### DATA PROVIDED

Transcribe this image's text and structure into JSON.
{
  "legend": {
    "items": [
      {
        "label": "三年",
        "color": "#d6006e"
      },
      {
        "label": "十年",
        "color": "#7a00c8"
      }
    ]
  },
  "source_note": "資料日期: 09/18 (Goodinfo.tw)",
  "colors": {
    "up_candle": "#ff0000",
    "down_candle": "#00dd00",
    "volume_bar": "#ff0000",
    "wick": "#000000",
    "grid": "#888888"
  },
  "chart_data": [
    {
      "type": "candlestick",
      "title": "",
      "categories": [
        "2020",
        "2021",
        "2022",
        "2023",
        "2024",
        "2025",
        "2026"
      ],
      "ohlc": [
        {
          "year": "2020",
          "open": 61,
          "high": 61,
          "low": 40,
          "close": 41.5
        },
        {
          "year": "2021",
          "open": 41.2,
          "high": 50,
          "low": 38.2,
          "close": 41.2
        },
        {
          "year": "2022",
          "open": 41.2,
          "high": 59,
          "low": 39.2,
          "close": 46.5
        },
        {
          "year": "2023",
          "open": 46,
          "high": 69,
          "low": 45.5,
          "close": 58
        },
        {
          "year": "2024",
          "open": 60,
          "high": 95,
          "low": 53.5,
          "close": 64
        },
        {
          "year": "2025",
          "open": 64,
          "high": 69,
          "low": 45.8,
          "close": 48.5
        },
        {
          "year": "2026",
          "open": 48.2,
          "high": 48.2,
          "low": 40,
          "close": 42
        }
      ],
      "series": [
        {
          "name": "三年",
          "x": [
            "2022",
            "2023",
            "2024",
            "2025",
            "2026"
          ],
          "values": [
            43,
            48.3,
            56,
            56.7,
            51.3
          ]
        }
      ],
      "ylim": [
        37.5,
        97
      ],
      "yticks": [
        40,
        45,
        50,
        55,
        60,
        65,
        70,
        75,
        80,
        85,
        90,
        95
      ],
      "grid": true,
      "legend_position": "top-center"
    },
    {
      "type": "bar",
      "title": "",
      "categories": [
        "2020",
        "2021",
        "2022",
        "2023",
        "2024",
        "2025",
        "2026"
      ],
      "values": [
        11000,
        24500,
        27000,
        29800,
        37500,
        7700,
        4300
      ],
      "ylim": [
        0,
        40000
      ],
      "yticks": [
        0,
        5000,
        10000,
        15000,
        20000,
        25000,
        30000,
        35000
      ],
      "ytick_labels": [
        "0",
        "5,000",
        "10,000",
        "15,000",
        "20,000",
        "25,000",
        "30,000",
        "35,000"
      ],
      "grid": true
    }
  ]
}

### INSTRUCTIONS FOR THE TASK
The data above must be returned in full, exactly as written.

### WRITTEN RESPONSE
Transcribe this image's text and structure into JSON.
{
  "legend": {
    "items": [
      {
        "label": "三年",
        "color": "#d6006e"
      },
      {
        "label": "十年",
        "color": "#7a00c8"
      }
    ]
  },
  "source_note": "資料日期: 09/18 (Goodinfo.tw)",
  "colors": {
    "up_candle": "#ff0000",
    "down_candle": "#00dd00",
    "volume_bar": "#ff0000",
    "wick": "#000000",
    "grid": "#888888"
  },
  "chart_data": [
    {
      "type": "candlestick",
      "title": "",
      "categories": [
        "2020",
        "2021",
        "2022",
        "2023",
        "2024",
        "2025",
        "2026"
      ],
      "ohlc": [
        {
          "year": "2020",
          "open": 61,
          "high": 61,
          "low": 40,
          "close": 41.5
        },
        {
          "year": "2021",
          "open": 41.2,
          "high": 50,
          "low": 38.2,
          "close": 41.2
        },
        {
          "year": "2022",
          "open": 41.2,
          "high": 59,
          "low": 39.2,
          "close": 46.5
        },
        {
          "year": "2023",
          "open": 46,
          "high": 69,
          "low": 45.5,
          "close": 58
        },
        {
          "year": "2024",
          "open": 60,
          "high": 95,
          "low": 53.5,
          "close": 64
        },
        {
          "year": "2025",
          "open": 64,
          "high": 69,
          "low": 45.8,
          "close": 48.5
        },
        {
          "year": "2026",
          "open": 48.2,
          "high": 48.2,
          "low": 40,
          "close": 42
        }
      ],
      "series": [
        {
          "name": "三年",
          "x": [
            "2022",
            "2023",
            "2024",
            "2025",
            "2026"
          ],
          "values": [
            43,
            48.3,
            56,
            56.7,
            51.3
          ]
        }
      ],
      "ylim": [
        37.5,
        97
      ],
      "yticks": [
        40,
        45,
        50,
        55,
        60,
        65,
        70,
        75,
        80,
        85,
        90,
        95
      ],
      "grid": true,
      "legend_position": "top-center"
    },
    {
      "type": "bar",
      "title": "",
      "categories": [
        "2020",
        "2021",
        "2022",
        "2023",
        "2024",
        "2025",
        "2026"
      ],
      "values": [
        11000,
        24500,
        27000,
        29800,
        37500,
        7700,
        4300
      ],
      "ylim": [
        0,
        40000
      ],
      "yticks": [
        0,
        5000,
        10000,
        15000,
        20000,
        25000,
        30000,
        35000
      ],
      "ytick_labels": [
        "0",
        "5,000",
        "10,000",
        "15,000",
        "20,000",
        "25,000",
        "30,000",
        "35,000"
      ],
      "grid": true
    }
  ]
}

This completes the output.